[Begin Dataset]
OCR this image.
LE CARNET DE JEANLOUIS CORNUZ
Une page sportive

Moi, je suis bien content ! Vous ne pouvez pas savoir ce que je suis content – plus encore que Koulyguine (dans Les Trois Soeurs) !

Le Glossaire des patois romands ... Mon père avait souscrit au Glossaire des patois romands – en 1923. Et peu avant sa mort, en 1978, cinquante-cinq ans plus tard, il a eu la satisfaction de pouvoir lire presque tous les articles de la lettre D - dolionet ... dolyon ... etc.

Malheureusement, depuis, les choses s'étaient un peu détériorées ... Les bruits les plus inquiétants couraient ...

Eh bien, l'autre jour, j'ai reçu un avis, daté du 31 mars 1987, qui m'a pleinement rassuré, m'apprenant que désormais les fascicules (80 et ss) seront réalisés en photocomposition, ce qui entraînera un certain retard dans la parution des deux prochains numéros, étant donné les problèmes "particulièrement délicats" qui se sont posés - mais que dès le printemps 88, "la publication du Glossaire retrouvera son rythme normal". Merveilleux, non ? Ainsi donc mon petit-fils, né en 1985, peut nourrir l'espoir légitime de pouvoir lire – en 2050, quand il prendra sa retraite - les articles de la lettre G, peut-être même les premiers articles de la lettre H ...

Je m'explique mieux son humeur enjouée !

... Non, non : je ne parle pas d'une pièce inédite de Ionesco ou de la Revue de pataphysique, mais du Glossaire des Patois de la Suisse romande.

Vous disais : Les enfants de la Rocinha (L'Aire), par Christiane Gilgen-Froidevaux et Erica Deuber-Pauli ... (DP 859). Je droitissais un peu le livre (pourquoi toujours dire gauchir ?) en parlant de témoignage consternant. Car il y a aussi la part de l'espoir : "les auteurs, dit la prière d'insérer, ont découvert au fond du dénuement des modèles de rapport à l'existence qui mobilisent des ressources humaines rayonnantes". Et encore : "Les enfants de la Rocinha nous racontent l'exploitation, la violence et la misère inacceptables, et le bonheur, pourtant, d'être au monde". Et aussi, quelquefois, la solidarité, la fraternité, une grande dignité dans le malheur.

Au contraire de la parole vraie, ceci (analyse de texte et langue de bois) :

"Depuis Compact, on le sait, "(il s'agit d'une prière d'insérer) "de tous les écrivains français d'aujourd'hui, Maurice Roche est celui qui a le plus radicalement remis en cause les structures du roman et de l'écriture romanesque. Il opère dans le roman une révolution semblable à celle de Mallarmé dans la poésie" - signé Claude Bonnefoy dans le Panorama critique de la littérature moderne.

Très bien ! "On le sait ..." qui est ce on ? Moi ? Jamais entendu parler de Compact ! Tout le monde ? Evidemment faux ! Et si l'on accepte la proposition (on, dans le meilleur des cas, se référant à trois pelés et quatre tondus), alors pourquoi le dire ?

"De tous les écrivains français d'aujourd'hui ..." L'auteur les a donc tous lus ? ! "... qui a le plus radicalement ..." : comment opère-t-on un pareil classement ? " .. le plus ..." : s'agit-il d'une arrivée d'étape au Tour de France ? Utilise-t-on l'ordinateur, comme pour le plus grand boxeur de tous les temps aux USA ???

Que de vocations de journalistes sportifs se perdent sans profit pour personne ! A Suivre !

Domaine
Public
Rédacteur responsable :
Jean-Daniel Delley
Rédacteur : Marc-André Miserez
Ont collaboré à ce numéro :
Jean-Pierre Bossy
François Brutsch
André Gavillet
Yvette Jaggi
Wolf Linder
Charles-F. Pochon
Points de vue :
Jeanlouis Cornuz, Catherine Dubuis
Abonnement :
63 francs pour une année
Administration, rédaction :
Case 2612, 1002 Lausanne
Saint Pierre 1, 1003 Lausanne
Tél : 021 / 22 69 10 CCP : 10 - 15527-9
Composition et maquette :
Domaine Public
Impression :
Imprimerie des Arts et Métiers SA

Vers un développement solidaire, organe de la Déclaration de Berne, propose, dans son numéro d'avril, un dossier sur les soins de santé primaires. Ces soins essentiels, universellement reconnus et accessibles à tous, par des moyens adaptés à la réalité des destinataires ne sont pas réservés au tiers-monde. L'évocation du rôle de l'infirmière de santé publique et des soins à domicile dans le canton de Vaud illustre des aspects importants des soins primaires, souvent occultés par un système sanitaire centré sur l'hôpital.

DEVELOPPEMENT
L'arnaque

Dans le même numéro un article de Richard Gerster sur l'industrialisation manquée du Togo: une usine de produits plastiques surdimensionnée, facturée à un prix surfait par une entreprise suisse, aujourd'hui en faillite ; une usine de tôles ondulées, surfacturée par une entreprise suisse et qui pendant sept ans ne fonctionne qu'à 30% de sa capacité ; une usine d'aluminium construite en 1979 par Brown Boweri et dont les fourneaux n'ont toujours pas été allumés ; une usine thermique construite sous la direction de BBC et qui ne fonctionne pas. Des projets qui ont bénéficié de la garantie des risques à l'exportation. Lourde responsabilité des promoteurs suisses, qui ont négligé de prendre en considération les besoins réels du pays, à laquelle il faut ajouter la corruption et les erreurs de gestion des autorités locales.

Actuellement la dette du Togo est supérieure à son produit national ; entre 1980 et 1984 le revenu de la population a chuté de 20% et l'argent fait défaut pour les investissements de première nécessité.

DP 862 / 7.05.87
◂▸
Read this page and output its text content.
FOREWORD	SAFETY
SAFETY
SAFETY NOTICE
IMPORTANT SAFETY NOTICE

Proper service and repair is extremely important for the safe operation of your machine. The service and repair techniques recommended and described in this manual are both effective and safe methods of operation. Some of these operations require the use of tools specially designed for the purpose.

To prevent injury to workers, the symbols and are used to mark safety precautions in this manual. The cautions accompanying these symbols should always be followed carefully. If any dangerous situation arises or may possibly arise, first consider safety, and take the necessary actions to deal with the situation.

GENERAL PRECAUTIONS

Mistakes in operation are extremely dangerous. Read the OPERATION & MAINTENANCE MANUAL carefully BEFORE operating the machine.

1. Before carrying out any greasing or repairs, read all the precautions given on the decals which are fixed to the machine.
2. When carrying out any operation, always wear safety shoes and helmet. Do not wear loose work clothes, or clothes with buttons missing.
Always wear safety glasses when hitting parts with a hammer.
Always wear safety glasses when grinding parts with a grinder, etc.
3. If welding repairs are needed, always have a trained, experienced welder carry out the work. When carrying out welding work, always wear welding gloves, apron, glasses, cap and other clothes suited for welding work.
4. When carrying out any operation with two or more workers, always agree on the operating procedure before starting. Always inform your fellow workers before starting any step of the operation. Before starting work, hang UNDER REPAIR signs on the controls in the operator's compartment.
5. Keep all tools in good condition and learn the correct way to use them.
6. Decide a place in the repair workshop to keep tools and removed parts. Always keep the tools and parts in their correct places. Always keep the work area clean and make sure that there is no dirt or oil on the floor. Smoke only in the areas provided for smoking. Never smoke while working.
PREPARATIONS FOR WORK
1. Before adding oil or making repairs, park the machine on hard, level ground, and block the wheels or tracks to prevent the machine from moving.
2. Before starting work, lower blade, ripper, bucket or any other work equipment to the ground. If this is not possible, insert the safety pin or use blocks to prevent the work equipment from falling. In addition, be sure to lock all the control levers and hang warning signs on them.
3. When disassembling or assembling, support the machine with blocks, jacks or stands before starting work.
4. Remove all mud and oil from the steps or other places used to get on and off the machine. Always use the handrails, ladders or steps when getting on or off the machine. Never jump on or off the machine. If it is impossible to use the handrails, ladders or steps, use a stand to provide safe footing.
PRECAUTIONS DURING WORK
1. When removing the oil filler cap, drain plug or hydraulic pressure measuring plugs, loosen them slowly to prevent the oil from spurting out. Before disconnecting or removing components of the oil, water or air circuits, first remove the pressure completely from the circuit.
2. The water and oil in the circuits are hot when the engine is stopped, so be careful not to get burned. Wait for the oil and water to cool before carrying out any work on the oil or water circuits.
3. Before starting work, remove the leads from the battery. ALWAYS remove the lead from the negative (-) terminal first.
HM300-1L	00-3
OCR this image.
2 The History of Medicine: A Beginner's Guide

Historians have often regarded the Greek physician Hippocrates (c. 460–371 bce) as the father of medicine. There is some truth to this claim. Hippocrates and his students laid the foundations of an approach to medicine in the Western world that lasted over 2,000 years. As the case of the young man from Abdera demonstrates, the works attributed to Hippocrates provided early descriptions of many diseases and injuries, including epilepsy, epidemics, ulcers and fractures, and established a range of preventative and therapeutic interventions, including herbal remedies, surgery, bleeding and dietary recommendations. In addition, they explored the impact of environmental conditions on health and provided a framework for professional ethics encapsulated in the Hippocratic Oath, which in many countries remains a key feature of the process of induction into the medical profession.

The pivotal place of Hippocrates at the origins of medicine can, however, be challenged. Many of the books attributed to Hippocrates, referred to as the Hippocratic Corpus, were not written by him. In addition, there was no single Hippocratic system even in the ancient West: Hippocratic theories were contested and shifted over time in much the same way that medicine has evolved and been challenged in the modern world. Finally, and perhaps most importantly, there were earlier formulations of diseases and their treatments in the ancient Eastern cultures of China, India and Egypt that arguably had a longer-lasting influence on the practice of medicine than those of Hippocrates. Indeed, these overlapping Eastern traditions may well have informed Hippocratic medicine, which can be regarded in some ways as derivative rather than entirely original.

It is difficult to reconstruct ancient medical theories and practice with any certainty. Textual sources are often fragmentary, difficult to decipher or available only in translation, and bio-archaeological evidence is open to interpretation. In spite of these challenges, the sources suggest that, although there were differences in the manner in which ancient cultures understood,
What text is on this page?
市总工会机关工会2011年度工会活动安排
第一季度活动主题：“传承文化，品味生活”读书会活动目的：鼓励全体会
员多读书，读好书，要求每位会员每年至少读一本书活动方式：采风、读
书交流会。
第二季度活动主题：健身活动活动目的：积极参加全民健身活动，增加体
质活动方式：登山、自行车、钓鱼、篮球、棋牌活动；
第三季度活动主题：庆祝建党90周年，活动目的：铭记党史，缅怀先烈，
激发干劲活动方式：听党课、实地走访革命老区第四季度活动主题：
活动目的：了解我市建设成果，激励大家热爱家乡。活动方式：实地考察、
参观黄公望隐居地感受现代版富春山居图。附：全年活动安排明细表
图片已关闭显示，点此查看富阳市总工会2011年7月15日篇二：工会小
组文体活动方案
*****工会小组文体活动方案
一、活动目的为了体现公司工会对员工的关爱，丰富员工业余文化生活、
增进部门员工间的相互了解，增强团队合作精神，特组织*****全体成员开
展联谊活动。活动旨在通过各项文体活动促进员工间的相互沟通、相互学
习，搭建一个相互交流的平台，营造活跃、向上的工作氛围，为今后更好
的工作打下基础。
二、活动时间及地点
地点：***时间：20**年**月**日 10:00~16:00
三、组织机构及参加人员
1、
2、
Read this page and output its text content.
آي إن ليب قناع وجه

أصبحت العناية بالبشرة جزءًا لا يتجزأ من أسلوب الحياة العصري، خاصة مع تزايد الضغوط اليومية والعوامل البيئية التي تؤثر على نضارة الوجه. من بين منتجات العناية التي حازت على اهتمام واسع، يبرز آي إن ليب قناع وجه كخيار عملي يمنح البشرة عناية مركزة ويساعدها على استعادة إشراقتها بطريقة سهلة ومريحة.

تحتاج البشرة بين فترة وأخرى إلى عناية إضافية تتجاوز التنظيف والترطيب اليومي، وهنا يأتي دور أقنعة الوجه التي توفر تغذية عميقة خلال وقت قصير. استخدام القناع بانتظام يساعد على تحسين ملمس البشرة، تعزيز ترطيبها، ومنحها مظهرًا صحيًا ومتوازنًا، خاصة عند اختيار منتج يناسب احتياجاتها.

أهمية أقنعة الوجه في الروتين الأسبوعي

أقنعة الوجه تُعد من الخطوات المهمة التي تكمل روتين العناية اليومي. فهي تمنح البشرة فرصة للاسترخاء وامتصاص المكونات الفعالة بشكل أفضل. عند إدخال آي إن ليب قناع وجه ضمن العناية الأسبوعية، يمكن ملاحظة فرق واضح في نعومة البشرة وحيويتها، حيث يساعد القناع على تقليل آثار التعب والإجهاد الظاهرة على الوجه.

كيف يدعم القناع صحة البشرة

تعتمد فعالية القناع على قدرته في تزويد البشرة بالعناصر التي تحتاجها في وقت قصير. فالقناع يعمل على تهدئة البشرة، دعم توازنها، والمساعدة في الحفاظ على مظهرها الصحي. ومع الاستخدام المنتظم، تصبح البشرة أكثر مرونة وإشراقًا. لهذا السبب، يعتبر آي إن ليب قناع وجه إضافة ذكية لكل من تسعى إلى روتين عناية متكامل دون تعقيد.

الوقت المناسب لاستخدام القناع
[End Dataset]
_Exercise prompt_
Pull out each line of the listing that holds the string "page".

_Answer to the task_
Une page sportive
Read this page and output its text content.
What text is on this page?
Read this page and output its text content.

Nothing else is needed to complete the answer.